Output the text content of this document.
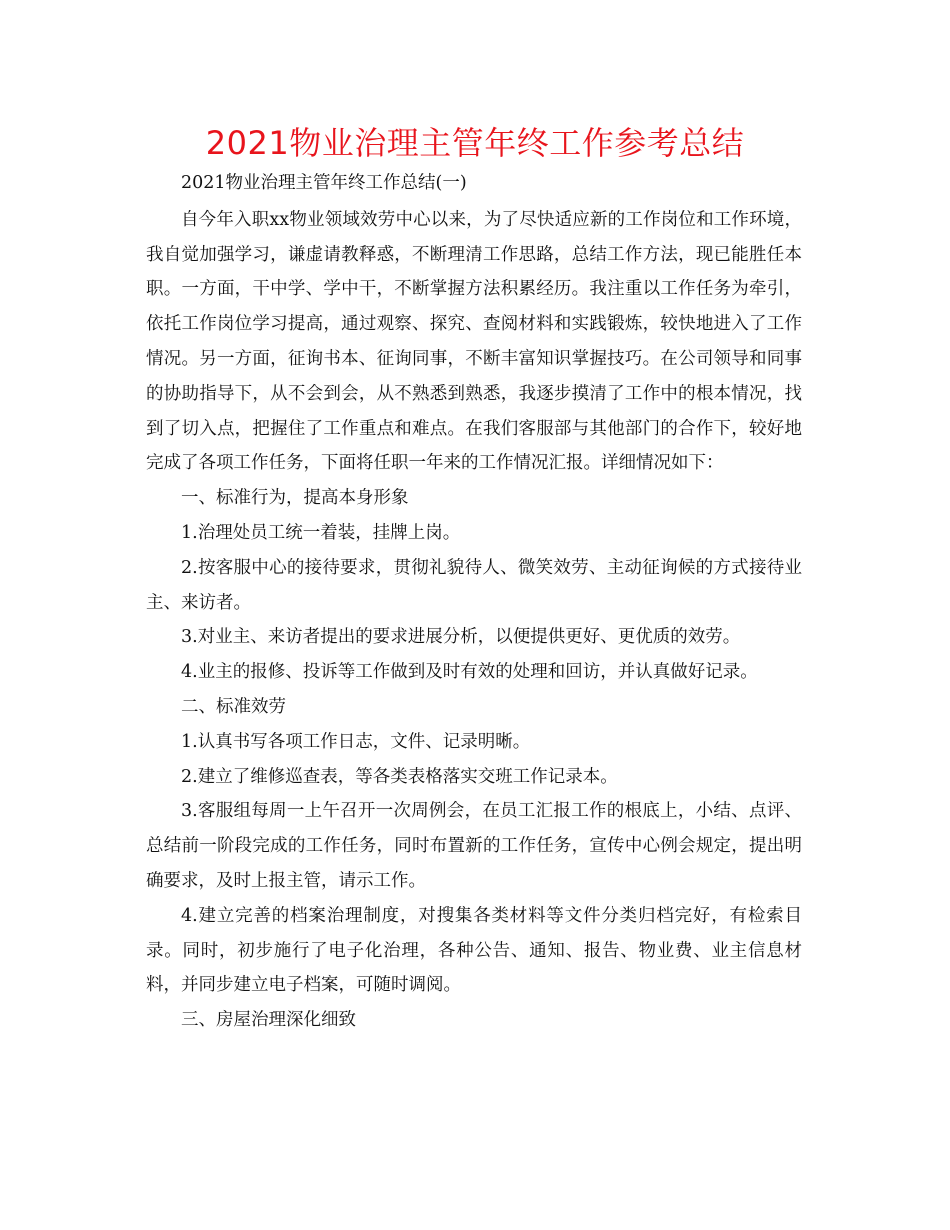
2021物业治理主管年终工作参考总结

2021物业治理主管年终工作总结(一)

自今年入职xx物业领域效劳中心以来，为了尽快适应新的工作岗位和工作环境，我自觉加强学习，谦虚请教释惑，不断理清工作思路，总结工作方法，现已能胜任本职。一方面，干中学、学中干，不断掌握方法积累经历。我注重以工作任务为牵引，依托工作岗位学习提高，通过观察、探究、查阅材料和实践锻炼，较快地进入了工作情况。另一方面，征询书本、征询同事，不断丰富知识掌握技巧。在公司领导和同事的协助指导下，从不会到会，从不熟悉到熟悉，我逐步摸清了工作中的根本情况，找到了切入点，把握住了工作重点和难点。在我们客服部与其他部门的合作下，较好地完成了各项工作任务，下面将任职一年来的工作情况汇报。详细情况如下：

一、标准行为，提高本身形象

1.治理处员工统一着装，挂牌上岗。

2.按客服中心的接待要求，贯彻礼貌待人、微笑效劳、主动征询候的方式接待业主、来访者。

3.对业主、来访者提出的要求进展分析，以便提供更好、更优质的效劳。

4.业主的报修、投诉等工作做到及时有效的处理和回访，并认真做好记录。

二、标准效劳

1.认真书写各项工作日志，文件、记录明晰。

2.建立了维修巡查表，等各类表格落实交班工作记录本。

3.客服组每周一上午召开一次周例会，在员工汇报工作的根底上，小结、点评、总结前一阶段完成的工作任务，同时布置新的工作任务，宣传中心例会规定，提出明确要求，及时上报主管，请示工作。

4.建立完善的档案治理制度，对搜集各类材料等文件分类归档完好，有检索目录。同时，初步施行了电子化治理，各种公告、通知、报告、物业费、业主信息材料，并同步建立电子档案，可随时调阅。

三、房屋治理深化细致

OBJECTIVE:
Restate the entire listing word for word, excluding pictures.

TASK OUTPUT:
Output the text content of this document.
2021物业治理主管年终工作参考总结

2021物业治理主管年终工作总结(一)

自今年入职xx物业领域效劳中心以来，为了尽快适应新的工作岗位和工作环境，我自觉加强学习，谦虚请教释惑，不断理清工作思路，总结工作方法，现已能胜任本职。一方面，干中学、学中干，不断掌握方法积累经历。我注重以工作任务为牵引，依托工作岗位学习提高，通过观察、探究、查阅材料和实践锻炼，较快地进入了工作情况。另一方面，征询书本、征询同事，不断丰富知识掌握技巧。在公司领导和同事的协助指导下，从不会到会，从不熟悉到熟悉，我逐步摸清了工作中的根本情况，找到了切入点，把握住了工作重点和难点。在我们客服部与其他部门的合作下，较好地完成了各项工作任务，下面将任职一年来的工作情况汇报。详细情况如下：

一、标准行为，提高本身形象

1.治理处员工统一着装，挂牌上岗。

2.按客服中心的接待要求，贯彻礼貌待人、微笑效劳、主动征询候的方式接待业主、来访者。

3.对业主、来访者提出的要求进展分析，以便提供更好、更优质的效劳。

4.业主的报修、投诉等工作做到及时有效的处理和回访，并认真做好记录。

二、标准效劳

1.认真书写各项工作日志，文件、记录明晰。

2.建立了维修巡查表，等各类表格落实交班工作记录本。

3.客服组每周一上午召开一次周例会，在员工汇报工作的根底上，小结、点评、总结前一阶段完成的工作任务，同时布置新的工作任务，宣传中心例会规定，提出明确要求，及时上报主管，请示工作。

4.建立完善的档案治理制度，对搜集各类材料等文件分类归档完好，有检索目录。同时，初步施行了电子化治理，各种公告、通知、报告、物业费、业主信息材料，并同步建立电子档案，可随时调阅。

三、房屋治理深化细致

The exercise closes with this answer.